(GIVEN PROBLEM) In how many lines of the data does the word "Іовъ" appear? Give the number by itself.

::: SOURCE RECORDS

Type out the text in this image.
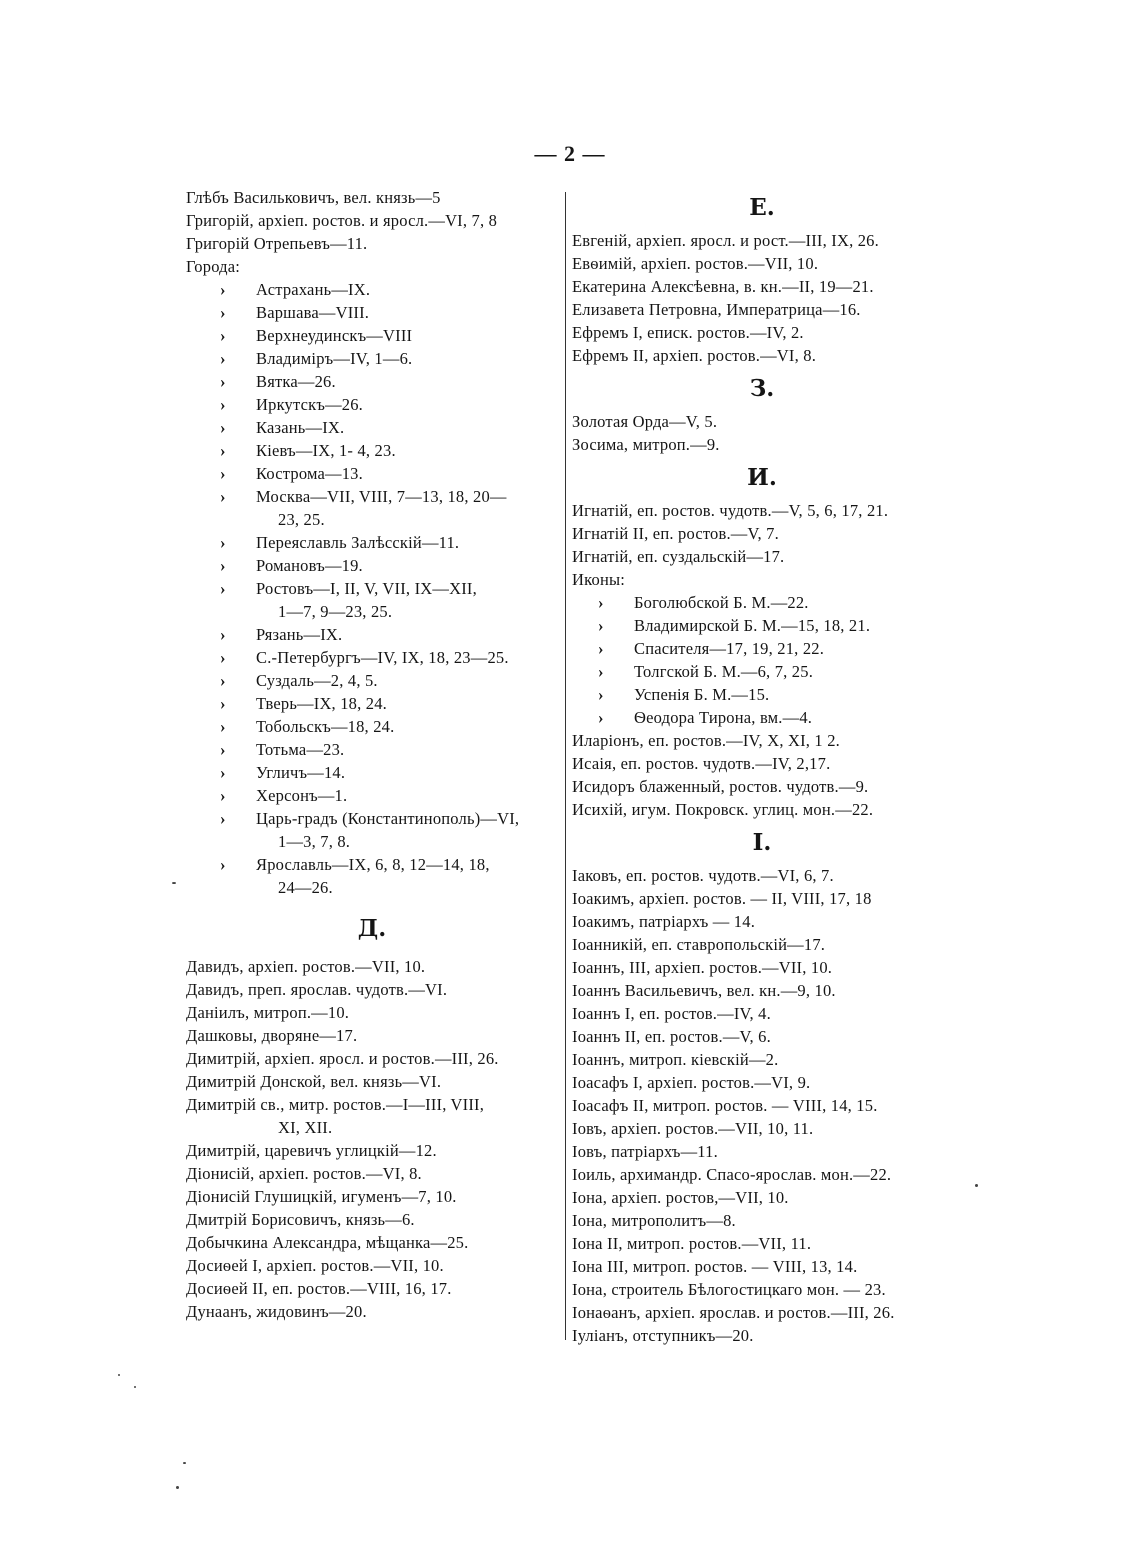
— 2 —
Глѣбъ Васильковичъ, вел. князь—5
Григорій, архіеп. ростов. и яросл.—VI, 7, 8
Григорій Отрепьевъ—11.
Города:
› Астрахань—IX.
› Варшава—VIII.
› Верхнеудинскъ—VIII
› Владиміръ—IV, 1—6.
› Вятка—26.
› Иркутскъ—26.
› Казань—IX.
› Кіевъ—IX, 1- 4, 23.
› Кострома—13.
› Москва—VII, VIII, 7—13, 18, 20—
23, 25.
› Переяславль Залѣсскій—11.
› Романовъ—19.
› Ростовъ—I, II, V, VII, IX—XII,
1—7, 9—23, 25.
› Рязань—IX.
› С.-Петербургъ—IV, IX, 18, 23—25.
› Суздаль—2, 4, 5.
› Тверь—IX, 18, 24.
› Тобольскъ—18, 24.
› Тотьма—23.
› Угличъ—14.
› Херсонъ—1.
› Царь-градъ (Константинополь)—VI,
1—3, 7, 8.
› Ярославль—IX, 6, 8, 12—14, 18,
24—26.
Д.
Давидъ, архіеп. ростов.—VII, 10.
Давидъ, преп. ярослав. чудотв.—VI.
Даніилъ, митроп.—10.
Дашковы, дворяне—17.
Димитрій, архіеп. яросл. и ростов.—III, 26.
Димитрій Донской, вел. князь—VI.
Димитрій св., митр. ростов.—I—III, VIII,
XI, XII.
Димитрій, царевичъ углицкій—12.
Діонисій, архіеп. ростов.—VI, 8.
Діонисій Глушицкій, игуменъ—7, 10.
Дмитрій Борисовичъ, князь—6.
Добычкина Александра, мѣщанка—25.
Досиѳей I, архіеп. ростов.—VII, 10.
Досиѳей II, еп. ростов.—VIII, 16, 17.
Дунаанъ, жидовинъ—20.
Е.
Евгеній, архіеп. яросл. и рост.—III, IX, 26.
Евѳимій, архіеп. ростов.—VII, 10.
Екатерина Алексѣевна, в. кн.—II, 19—21.
Елизавета Петровна, Императрица—16.
Ефремъ I, еписк. ростов.—IV, 2.
Ефремъ II, архіеп. ростов.—VI, 8.
З.
Золотая Орда—V, 5.
Зосима, митроп.—9.
И.
Игнатій, еп. ростов. чудотв.—V, 5, 6, 17, 21.
Игнатій II, еп. ростов.—V, 7.
Игнатій, еп. суздальскій—17.
Иконы:
› Боголюбской Б. М.—22.
› Владимирской Б. М.—15, 18, 21.
› Спасителя—17, 19, 21, 22.
› Толгской Б. М.—6, 7, 25.
› Успенія Б. М.—15.
› Ѳеодора Тирона, вм.—4.
Иларіонъ, еп. ростов.—IV, X, XI, 1 2.
Исаія, еп. ростов. чудотв.—IV, 2,17.
Исидоръ блаженный, ростов. чудотв.—9.
Исихій, игум. Покровск. углиц. мон.—22.
І.
Іаковъ, еп. ростов. чудотв.—VI, 6, 7.
Іоакимъ, архіеп. ростов. — II, VIII, 17, 18
Іоакимъ, патріархъ — 14.
Іоанникій, еп. ставропольскій—17.
Іоаннъ, III, архіеп. ростов.—VII, 10.
Іоаннъ Васильевичъ, вел. кн.—9, 10.
Іоаннъ I, еп. ростов.—IV, 4.
Іоаннъ II, еп. ростов.—V, 6.
Іоаннъ, митроп. кіевскій—2.
Іоасафъ I, архіеп. ростов.—VI, 9.
Іоасафъ II, митроп. ростов. — VIII, 14, 15.
Іовъ, архіеп. ростов.—VII, 10, 11.
Іовъ, патріархъ—11.
Іоиль, архимандр. Спасо-ярослав. мон.—22.
Іона, архіеп. ростов,—VII, 10.
Іона, митрополитъ—8.
Іона II, митроп. ростов.—VII, 11.
Іона III, митроп. ростов. — VIII, 13, 14.
Іона, строитель Бѣлогостицкаго мон. — 23.
Іонаѳанъ, архіеп. ярослав. и ростов.—III, 26.
Іуліанъ, отступникъ—20.
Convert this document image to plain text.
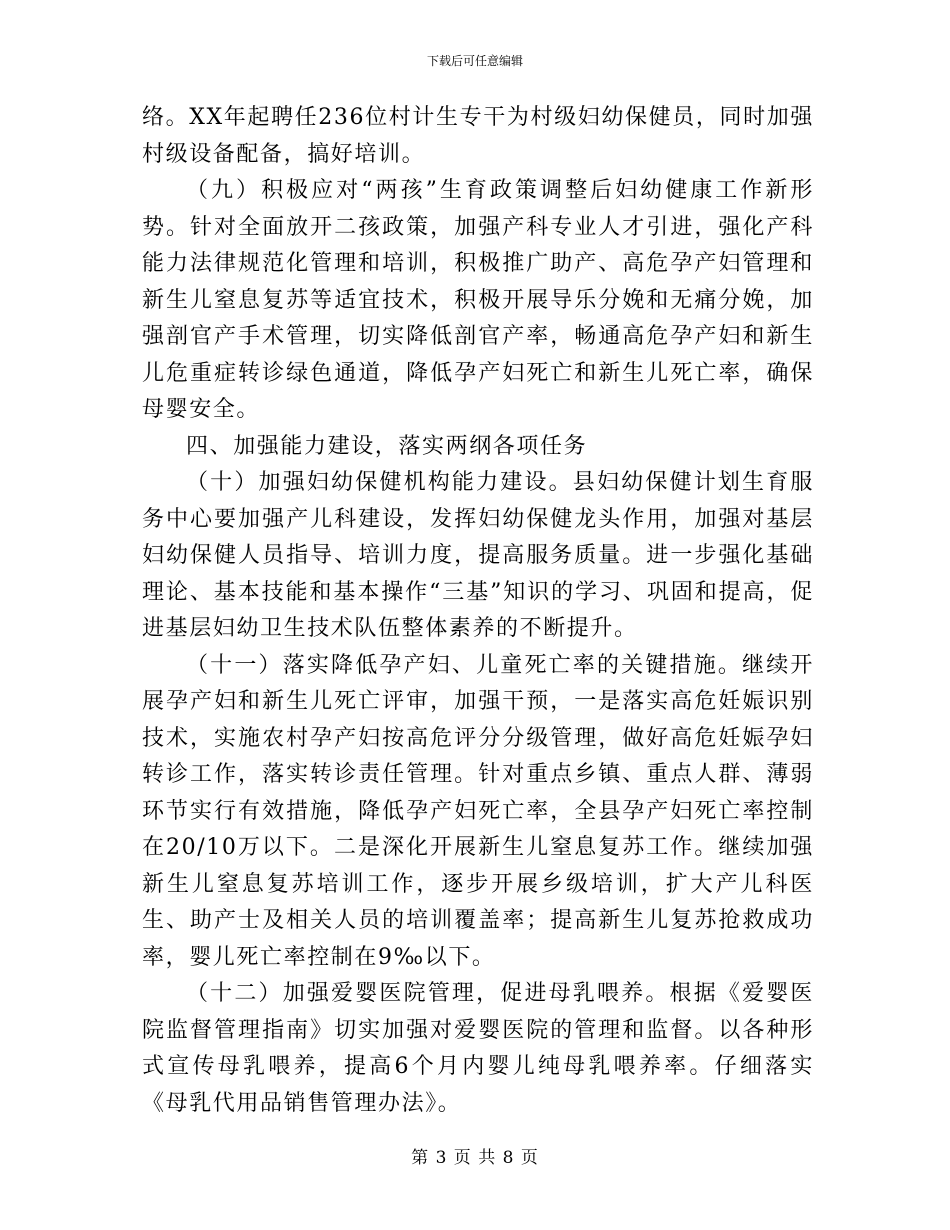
下载后可任意编辑

络。XX年起聘任236位村计生专干为村级妇幼保健员，同时加强村级设备配备，搞好培训。

（九）积极应对“两孩”生育政策调整后妇幼健康工作新形势。针对全面放开二孩政策，加强产科专业人才引进，强化产科能力法律规范化管理和培训，积极推广助产、高危孕产妇管理和新生儿窒息复苏等适宜技术，积极开展导乐分娩和无痛分娩，加强剖官产手术管理，切实降低剖官产率，畅通高危孕产妇和新生儿危重症转诊绿色通道，降低孕产妇死亡和新生儿死亡率，确保母婴安全。

四、加强能力建设，落实两纲各项任务

（十）加强妇幼保健机构能力建设。县妇幼保健计划生育服务中心要加强产儿科建设，发挥妇幼保健龙头作用，加强对基层妇幼保健人员指导、培训力度，提高服务质量。进一步强化基础理论、基本技能和基本操作“三基”知识的学习、巩固和提高，促进基层妇幼卫生技术队伍整体素养的不断提升。

（十一）落实降低孕产妇、儿童死亡率的关键措施。继续开展孕产妇和新生儿死亡评审，加强干预，一是落实高危妊娠识别技术，实施农村孕产妇按高危评分分级管理，做好高危妊娠孕妇转诊工作，落实转诊责任管理。针对重点乡镇、重点人群、薄弱环节实行有效措施，降低孕产妇死亡率，全县孕产妇死亡率控制在20/10万以下。二是深化开展新生儿窒息复苏工作。继续加强新生儿窒息复苏培训工作，逐步开展乡级培训，扩大产儿科医生、助产士及相关人员的培训覆盖率；提高新生儿复苏抢救成功率，婴儿死亡率控制在9‰以下。

（十二）加强爱婴医院管理，促进母乳喂养。根据《爱婴医院监督管理指南》切实加强对爱婴医院的管理和监督。以各种形式宣传母乳喂养，提高6个月内婴儿纯母乳喂养率。仔细落实《母乳代用品销售管理办法》。

第 3 页 共 8 页
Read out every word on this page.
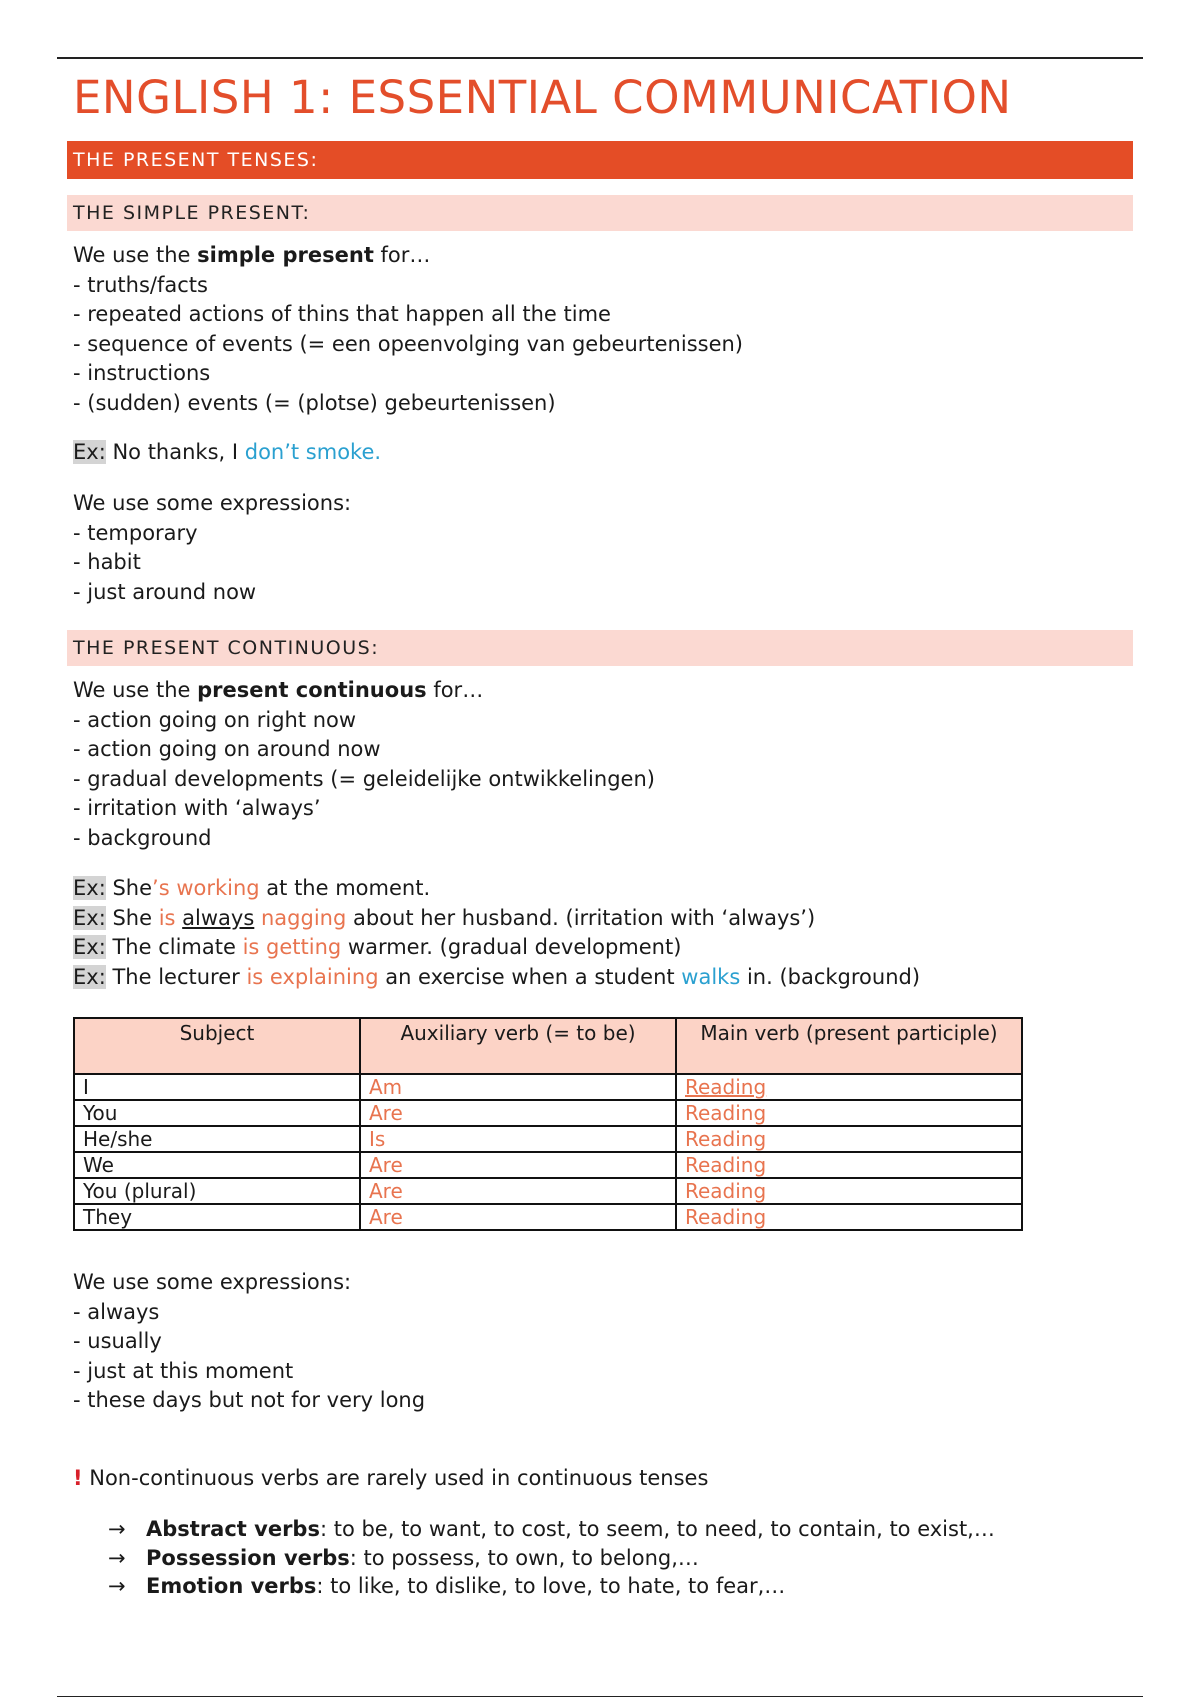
ENGLISH 1: ESSENTIAL COMMUNICATION
THE PRESENT TENSES:
THE SIMPLE PRESENT:

We use the simple present for…

- truths/facts

- repeated actions of thins that happen all the time

- sequence of events (= een opeenvolging van gebeurtenissen)

- instructions

- (sudden) events (= (plotse) gebeurtenissen)

Ex: No thanks, I don’t smoke.

We use some expressions:

- temporary

- habit

- just around now

THE PRESENT CONTINUOUS:

We use the present continuous for…

- action going on right now

- action going on around now

- gradual developments (= geleidelijke ontwikkelingen)

- irritation with ‘always’

- background

Ex: She’s working at the moment.

Ex: She is always nagging about her husband. (irritation with ‘always’)

Ex: The climate is getting warmer. (gradual development)

Ex: The lecturer is explaining an exercise when a student walks in. (background)

Subject	Auxiliary verb (= to be)	Main verb (present participle)
I	Am	Reading
You	Are	Reading
He/she	Is	Reading
We	Are	Reading
You (plural)	Are	Reading
They	Are	Reading

We use some expressions:

- always

- usually

- just at this moment

- these days but not for very long

! Non-continuous verbs are rarely used in continuous tenses

→ Abstract verbs: to be, to want, to cost, to seem, to need, to contain, to exist,…
→ Possession verbs: to possess, to own, to belong,…
→ Emotion verbs: to like, to dislike, to love, to hate, to fear,…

::::::

(RESPONSE FOR THIS EXERCISE) 2